What you are asked to do: Every line containing the word "Illinois" is to be copied from the data below.

Transcription dataset entries:
• • •

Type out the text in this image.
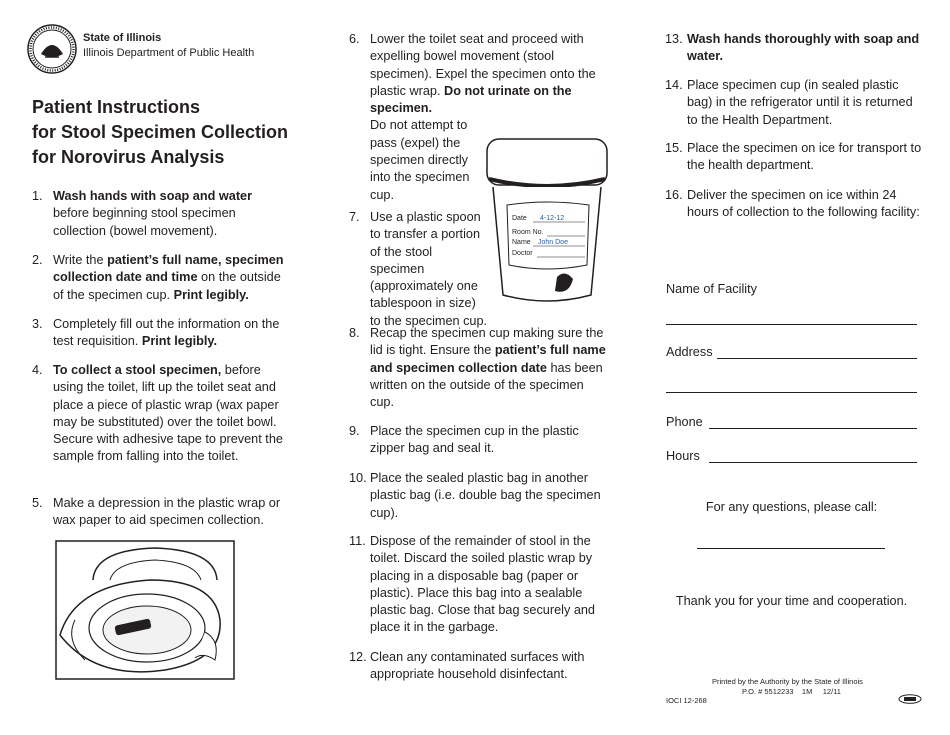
State of Illinois
Illinois Department of Public Health
Patient Instructions
for Stool Specimen Collection
for Norovirus Analysis
1. Wash hands with soap and water before beginning stool specimen collection (bowel movement).
2. Write the patient’s full name, specimen collection date and time on the outside of the specimen cup. Print legibly.
3. Completely fill out the information on the test requisition. Print legibly.
4. To collect a stool specimen, before using the toilet, lift up the toilet seat and place a piece of plastic wrap (wax paper may be substituted) over the toilet bowl. Secure with adhesive tape to prevent the sample from falling into the toilet.
5. Make a depression in the plastic wrap or wax paper to aid specimen collection.
6. Lower the toilet seat and proceed with expelling bowel movement (stool specimen). Expel the specimen onto the plastic wrap. Do not urinate on the specimen.
Do not attempt to pass (expel) the specimen directly into the specimen cup.
7. Use a plastic spoon to transfer a portion of the stool specimen (approximately one tablespoon in size) to the specimen cup.
8. Recap the specimen cup making sure the lid is tight. Ensure the patient’s full name and specimen collection date has been written on the outside of the specimen cup.
9. Place the specimen cup in the plastic zipper bag and seal it.
10. Place the sealed plastic bag in another plastic bag (i.e. double bag the specimen cup).
11. Dispose of the remainder of stool in the toilet. Discard the soiled plastic wrap by placing in a disposable bag (paper or plastic). Place this bag into a sealable plastic bag. Close that bag securely and place it in the garbage.
12. Clean any contaminated surfaces with appropriate household disinfectant.
Date 4-12-12
Room No.
Name John Doe
Doctor
13. Wash hands thoroughly with soap and water.
14. Place specimen cup (in sealed plastic bag) in the refrigerator until it is returned to the Health Department.
15. Place the specimen on ice for transport to the health department.
16. Deliver the specimen on ice within 24 hours of collection to the following facility:
Name of Facility
Address
Phone
Hours
For any questions, please call:
Thank you for your time and cooperation.
Printed by the Authority by the State of Illinois
P.O. # 5512233    1M     12/11
IOCI 12-268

• • •

Solved exercise:
State of Illinois
Illinois Department of Public Health
Printed by the Authority by the State of Illinois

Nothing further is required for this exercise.